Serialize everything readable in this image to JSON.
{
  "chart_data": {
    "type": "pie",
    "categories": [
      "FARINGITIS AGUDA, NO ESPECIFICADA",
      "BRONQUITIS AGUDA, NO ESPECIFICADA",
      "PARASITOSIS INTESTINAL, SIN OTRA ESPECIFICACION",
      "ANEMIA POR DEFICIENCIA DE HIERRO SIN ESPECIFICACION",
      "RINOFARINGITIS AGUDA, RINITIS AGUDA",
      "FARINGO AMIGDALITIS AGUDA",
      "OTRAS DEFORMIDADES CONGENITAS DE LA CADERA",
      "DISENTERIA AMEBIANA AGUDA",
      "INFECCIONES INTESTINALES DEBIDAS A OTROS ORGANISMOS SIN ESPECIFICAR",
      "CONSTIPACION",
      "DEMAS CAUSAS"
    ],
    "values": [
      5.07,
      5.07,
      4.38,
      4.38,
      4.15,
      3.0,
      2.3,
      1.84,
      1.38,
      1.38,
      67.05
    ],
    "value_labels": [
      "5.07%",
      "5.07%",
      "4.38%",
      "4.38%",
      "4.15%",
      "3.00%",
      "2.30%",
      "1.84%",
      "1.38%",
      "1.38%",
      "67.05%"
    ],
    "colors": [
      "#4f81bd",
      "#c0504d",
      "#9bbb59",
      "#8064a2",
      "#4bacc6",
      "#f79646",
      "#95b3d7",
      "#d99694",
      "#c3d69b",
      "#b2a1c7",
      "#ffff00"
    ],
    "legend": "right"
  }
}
● ● ● ●
→ Exercise brief
Which lines in the data above contain "ESPECIFICACION"? Show each one.

→ Response to the task
      "PARASITOSIS INTESTINAL, SIN OTRA ESPECIFICACION",
      "ANEMIA POR DEFICIENCIA DE HIERRO SIN ESPECIFICACION",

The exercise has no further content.